Give the data below again, word for word.

Dataset items:

— start —

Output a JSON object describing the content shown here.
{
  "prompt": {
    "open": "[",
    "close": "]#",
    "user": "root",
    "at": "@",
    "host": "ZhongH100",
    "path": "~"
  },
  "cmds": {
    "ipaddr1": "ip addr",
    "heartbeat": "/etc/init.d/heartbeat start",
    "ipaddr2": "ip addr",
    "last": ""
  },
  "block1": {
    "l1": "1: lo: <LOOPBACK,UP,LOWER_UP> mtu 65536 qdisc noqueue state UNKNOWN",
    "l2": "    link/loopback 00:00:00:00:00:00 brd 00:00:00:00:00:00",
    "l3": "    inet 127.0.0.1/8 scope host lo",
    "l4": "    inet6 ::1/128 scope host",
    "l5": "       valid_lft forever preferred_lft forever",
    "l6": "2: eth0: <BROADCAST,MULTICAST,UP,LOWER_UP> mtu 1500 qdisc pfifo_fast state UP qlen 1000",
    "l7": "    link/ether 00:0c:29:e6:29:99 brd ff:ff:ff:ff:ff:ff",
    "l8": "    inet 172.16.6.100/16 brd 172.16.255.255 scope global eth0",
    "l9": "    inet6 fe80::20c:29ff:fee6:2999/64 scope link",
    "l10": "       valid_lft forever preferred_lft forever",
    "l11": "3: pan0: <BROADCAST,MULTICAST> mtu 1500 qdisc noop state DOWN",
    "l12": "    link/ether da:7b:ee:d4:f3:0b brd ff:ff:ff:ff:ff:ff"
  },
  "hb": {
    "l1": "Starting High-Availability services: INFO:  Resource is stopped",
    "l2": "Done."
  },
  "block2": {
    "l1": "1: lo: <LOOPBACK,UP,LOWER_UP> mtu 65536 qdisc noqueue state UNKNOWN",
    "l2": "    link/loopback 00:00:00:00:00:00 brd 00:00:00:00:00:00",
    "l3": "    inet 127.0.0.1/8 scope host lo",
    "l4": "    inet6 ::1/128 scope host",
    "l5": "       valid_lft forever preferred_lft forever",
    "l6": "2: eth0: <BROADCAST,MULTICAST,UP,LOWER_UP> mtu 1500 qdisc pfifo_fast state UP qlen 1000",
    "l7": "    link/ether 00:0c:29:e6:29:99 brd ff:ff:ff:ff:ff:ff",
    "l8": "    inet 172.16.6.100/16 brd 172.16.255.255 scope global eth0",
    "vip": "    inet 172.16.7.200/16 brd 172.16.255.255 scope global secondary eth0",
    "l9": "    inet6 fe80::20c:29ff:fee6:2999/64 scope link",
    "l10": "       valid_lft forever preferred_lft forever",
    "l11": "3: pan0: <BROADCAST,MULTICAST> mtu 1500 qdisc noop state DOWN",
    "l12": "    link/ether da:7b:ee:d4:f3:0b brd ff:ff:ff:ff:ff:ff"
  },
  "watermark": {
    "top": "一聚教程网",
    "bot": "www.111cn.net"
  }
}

— end —

SOLUTION TO THIS PROBLEM:
Output a JSON object describing the content shown here.
{
  "prompt": {
    "open": "[",
    "close": "]#",
    "user": "root",
    "at": "@",
    "host": "ZhongH100",
    "path": "~"
  },
  "cmds": {
    "ipaddr1": "ip addr",
    "heartbeat": "/etc/init.d/heartbeat start",
    "ipaddr2": "ip addr",
    "last": ""
  },
  "block1": {
    "l1": "1: lo: <LOOPBACK,UP,LOWER_UP> mtu 65536 qdisc noqueue state UNKNOWN",
    "l2": "    link/loopback 00:00:00:00:00:00 brd 00:00:00:00:00:00",
    "l3": "    inet 127.0.0.1/8 scope host lo",
    "l4": "    inet6 ::1/128 scope host",
    "l5": "       valid_lft forever preferred_lft forever",
    "l6": "2: eth0: <BROADCAST,MULTICAST,UP,LOWER_UP> mtu 1500 qdisc pfifo_fast state UP qlen 1000",
    "l7": "    link/ether 00:0c:29:e6:29:99 brd ff:ff:ff:ff:ff:ff",
    "l8": "    inet 172.16.6.100/16 brd 172.16.255.255 scope global eth0",
    "l9": "    inet6 fe80::20c:29ff:fee6:2999/64 scope link",
    "l10": "       valid_lft forever preferred_lft forever",
    "l11": "3: pan0: <BROADCAST,MULTICAST> mtu 1500 qdisc noop state DOWN",
    "l12": "    link/ether da:7b:ee:d4:f3:0b brd ff:ff:ff:ff:ff:ff"
  },
  "hb": {
    "l1": "Starting High-Availability services: INFO:  Resource is stopped",
    "l2": "Done."
  },
  "block2": {
    "l1": "1: lo: <LOOPBACK,UP,LOWER_UP> mtu 65536 qdisc noqueue state UNKNOWN",
    "l2": "    link/loopback 00:00:00:00:00:00 brd 00:00:00:00:00:00",
    "l3": "    inet 127.0.0.1/8 scope host lo",
    "l4": "    inet6 ::1/128 scope host",
    "l5": "       valid_lft forever preferred_lft forever",
    "l6": "2: eth0: <BROADCAST,MULTICAST,UP,LOWER_UP> mtu 1500 qdisc pfifo_fast state UP qlen 1000",
    "l7": "    link/ether 00:0c:29:e6:29:99 brd ff:ff:ff:ff:ff:ff",
    "l8": "    inet 172.16.6.100/16 brd 172.16.255.255 scope global eth0",
    "vip": "    inet 172.16.7.200/16 brd 172.16.255.255 scope global secondary eth0",
    "l9": "    inet6 fe80::20c:29ff:fee6:2999/64 scope link",
    "l10": "       valid_lft forever preferred_lft forever",
    "l11": "3: pan0: <BROADCAST,MULTICAST> mtu 1500 qdisc noop state DOWN",
    "l12": "    link/ether da:7b:ee:d4:f3:0b brd ff:ff:ff:ff:ff:ff"
  },
  "watermark": {
    "top": "一聚教程网",
    "bot": "www.111cn.net"
  }
}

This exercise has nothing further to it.